Items listed in a dataset
········

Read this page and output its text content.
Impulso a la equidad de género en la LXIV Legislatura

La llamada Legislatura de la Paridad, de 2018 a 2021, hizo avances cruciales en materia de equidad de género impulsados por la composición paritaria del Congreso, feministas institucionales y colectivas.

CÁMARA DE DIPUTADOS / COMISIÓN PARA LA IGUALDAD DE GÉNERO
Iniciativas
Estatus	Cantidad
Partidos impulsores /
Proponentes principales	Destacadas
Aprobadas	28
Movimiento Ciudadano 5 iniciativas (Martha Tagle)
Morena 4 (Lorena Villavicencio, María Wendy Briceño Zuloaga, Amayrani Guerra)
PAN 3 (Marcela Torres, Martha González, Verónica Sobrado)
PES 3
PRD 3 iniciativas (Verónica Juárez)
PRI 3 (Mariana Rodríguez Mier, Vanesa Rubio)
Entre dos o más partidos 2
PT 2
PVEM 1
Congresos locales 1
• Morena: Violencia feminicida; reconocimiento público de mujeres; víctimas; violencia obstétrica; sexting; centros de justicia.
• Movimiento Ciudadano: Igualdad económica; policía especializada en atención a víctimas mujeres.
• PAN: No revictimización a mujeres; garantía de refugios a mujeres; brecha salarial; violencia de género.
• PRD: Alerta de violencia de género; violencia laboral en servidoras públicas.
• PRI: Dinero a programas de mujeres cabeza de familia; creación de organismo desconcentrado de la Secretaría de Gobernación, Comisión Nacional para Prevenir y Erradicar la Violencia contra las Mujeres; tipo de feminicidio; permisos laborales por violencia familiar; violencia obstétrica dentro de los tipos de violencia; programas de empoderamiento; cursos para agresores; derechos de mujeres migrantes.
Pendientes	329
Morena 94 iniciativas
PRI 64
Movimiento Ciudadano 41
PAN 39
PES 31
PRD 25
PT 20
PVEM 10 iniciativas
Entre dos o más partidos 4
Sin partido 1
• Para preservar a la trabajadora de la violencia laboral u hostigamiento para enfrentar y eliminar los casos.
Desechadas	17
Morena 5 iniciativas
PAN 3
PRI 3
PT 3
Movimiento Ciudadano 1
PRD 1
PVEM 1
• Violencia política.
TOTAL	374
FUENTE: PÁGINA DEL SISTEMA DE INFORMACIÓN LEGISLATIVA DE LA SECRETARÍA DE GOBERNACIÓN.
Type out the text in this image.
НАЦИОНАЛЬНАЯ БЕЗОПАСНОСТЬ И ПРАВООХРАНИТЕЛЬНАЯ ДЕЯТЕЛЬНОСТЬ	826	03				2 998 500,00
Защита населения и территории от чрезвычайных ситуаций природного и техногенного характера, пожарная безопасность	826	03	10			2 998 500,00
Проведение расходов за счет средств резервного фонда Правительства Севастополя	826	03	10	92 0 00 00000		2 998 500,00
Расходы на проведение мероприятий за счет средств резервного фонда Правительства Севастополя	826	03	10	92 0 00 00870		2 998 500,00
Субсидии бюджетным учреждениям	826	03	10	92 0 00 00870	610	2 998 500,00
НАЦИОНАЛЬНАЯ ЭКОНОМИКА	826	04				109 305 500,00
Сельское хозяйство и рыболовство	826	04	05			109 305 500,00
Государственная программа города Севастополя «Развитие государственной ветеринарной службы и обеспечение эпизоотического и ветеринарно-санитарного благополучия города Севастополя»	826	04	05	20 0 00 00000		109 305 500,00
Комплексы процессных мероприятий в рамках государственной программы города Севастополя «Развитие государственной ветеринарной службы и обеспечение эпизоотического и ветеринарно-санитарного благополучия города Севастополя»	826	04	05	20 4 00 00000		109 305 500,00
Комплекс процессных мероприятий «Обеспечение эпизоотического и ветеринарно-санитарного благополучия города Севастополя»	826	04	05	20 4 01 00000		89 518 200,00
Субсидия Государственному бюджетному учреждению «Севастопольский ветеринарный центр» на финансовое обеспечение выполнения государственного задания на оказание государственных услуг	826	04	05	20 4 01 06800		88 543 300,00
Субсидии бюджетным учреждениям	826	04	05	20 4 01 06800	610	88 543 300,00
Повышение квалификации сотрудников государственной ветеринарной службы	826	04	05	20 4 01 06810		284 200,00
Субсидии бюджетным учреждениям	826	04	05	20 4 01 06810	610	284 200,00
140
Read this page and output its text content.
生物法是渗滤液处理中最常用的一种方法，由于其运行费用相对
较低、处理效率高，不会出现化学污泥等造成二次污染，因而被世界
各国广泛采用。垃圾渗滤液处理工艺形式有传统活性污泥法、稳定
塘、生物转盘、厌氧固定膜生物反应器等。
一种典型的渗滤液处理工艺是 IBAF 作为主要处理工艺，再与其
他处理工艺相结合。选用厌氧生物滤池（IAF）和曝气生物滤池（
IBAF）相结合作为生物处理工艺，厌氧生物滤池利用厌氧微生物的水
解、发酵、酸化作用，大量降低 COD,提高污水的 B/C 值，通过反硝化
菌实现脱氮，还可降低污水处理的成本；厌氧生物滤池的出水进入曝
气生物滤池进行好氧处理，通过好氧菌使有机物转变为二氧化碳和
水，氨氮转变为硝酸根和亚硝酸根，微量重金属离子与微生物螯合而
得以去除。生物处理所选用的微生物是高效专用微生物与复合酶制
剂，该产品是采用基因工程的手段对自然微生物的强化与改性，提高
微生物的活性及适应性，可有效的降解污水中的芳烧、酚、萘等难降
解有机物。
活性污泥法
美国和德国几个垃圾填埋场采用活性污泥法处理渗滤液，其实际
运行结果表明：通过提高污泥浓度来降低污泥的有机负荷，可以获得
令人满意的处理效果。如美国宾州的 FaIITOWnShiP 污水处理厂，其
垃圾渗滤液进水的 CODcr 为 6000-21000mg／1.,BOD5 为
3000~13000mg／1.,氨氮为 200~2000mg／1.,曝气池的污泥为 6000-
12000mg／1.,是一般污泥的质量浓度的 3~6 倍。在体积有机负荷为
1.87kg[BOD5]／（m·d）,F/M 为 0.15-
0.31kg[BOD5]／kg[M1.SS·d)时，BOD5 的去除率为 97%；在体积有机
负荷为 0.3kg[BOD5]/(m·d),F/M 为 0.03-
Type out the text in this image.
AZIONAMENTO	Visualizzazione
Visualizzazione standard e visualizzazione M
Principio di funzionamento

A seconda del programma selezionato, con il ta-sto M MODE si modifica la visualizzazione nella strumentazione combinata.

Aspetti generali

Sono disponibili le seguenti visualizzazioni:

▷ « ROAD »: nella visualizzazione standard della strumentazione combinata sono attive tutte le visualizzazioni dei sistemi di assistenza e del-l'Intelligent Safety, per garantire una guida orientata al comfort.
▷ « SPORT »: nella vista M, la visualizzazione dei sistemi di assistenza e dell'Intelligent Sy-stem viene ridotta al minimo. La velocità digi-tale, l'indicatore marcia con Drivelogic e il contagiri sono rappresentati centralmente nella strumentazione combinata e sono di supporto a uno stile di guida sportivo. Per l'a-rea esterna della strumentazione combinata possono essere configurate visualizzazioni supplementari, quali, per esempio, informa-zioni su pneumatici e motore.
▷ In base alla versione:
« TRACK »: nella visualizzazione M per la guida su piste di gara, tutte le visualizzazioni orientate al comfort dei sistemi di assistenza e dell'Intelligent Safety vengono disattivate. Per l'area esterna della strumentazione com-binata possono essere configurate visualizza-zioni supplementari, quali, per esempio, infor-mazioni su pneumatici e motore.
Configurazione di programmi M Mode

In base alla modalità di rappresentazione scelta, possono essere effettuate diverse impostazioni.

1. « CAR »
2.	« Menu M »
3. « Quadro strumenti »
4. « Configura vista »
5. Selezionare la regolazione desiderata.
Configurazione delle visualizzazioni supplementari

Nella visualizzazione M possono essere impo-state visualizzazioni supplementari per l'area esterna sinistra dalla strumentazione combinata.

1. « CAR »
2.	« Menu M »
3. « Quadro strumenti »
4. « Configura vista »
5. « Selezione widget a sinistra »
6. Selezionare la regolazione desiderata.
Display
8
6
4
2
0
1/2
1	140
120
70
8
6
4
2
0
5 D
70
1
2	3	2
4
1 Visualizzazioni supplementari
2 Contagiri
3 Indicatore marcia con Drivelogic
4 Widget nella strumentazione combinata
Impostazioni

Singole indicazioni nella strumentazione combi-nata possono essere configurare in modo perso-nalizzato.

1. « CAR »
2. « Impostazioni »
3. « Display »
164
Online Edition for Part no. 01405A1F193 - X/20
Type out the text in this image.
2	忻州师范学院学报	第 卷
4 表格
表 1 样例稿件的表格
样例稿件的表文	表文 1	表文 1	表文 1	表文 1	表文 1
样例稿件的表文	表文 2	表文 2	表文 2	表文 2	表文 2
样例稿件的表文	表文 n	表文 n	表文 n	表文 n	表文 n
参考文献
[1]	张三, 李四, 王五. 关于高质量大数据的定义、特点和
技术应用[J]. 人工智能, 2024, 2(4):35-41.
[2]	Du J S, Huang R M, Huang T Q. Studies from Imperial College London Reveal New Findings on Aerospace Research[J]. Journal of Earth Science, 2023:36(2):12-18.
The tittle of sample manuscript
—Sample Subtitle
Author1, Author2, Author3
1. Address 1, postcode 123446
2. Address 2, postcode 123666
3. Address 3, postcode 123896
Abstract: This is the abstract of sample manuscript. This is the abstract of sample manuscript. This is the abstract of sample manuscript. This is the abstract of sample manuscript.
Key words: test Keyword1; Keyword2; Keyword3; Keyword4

········

For the data above, state how many lines contain "Entre"; the number is the whole answer.

• Complete answer
2